[What is required]:
Search the material below for the string "name" and list each line that holds it.

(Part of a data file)
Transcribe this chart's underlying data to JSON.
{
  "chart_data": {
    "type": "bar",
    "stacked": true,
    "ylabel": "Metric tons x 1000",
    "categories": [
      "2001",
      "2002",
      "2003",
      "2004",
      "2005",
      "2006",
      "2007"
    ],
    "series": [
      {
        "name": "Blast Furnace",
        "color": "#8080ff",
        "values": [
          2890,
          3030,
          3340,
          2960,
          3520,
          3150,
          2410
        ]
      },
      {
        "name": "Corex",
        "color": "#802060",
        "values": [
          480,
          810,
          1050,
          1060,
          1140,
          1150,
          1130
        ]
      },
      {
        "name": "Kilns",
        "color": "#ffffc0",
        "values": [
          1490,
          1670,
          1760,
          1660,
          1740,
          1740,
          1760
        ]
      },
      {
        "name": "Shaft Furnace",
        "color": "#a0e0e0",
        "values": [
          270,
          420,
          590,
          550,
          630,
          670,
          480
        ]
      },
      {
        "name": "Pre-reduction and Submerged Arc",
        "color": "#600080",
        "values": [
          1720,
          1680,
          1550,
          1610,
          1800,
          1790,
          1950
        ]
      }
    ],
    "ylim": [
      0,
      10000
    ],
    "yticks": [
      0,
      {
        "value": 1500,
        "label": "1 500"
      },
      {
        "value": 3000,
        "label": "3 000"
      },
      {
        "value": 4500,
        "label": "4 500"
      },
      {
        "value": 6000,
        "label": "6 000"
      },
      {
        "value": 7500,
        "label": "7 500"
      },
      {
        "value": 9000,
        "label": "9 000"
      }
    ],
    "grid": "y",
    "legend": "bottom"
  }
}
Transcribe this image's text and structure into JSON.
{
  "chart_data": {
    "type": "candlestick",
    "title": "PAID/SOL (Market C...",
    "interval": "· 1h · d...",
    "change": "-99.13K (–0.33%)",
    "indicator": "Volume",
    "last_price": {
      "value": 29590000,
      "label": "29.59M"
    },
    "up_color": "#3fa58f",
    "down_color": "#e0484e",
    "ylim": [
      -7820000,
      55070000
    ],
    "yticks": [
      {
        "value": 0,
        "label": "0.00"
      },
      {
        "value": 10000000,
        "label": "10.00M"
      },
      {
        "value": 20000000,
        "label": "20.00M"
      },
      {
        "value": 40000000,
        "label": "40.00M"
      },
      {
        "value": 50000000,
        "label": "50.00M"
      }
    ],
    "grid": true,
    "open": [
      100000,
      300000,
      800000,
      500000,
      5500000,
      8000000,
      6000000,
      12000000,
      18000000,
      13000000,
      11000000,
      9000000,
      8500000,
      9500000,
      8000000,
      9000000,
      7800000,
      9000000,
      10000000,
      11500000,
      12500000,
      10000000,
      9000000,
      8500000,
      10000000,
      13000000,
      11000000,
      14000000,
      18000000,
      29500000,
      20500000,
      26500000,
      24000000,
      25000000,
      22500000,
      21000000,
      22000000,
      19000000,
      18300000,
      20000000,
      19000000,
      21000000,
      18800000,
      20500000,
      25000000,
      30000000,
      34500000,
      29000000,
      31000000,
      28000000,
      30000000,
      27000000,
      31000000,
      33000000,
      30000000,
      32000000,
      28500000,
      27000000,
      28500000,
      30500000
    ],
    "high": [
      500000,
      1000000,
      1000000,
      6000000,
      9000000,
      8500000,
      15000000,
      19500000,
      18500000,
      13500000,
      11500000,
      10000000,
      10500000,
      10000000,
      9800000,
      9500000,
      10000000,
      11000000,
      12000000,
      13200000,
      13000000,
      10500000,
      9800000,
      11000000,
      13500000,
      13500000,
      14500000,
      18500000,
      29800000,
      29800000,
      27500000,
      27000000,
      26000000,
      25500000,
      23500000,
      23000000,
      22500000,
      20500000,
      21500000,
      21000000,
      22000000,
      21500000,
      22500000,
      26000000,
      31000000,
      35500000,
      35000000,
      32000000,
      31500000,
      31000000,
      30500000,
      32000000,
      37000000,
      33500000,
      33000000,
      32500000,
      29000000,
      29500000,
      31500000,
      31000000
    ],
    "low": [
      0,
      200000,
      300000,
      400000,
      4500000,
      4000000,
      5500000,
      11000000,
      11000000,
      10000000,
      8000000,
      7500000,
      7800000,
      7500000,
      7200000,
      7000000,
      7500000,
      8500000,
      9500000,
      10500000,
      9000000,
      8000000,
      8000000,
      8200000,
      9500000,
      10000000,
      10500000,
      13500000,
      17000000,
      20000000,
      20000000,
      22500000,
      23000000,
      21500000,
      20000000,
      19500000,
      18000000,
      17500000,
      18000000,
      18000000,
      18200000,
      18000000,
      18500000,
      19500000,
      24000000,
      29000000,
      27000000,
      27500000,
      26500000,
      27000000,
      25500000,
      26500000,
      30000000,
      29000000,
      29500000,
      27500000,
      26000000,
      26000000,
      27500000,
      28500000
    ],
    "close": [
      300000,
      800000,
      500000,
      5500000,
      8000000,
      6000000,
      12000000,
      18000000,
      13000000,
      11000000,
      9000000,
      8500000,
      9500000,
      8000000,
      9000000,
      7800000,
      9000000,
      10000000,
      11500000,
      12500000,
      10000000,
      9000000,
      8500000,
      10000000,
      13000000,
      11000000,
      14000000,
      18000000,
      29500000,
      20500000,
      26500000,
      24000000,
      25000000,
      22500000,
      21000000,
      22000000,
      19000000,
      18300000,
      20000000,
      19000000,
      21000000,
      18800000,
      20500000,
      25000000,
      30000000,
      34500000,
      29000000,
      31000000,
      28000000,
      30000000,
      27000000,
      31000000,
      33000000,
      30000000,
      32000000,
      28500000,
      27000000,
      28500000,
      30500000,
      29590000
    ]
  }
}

[Answer in full]:
        "name": "Blast Furnace",
        "name": "Corex",
        "name": "Kilns",
        "name": "Shaft Furnace",
        "name": "Pre-reduction and Submerged Arc",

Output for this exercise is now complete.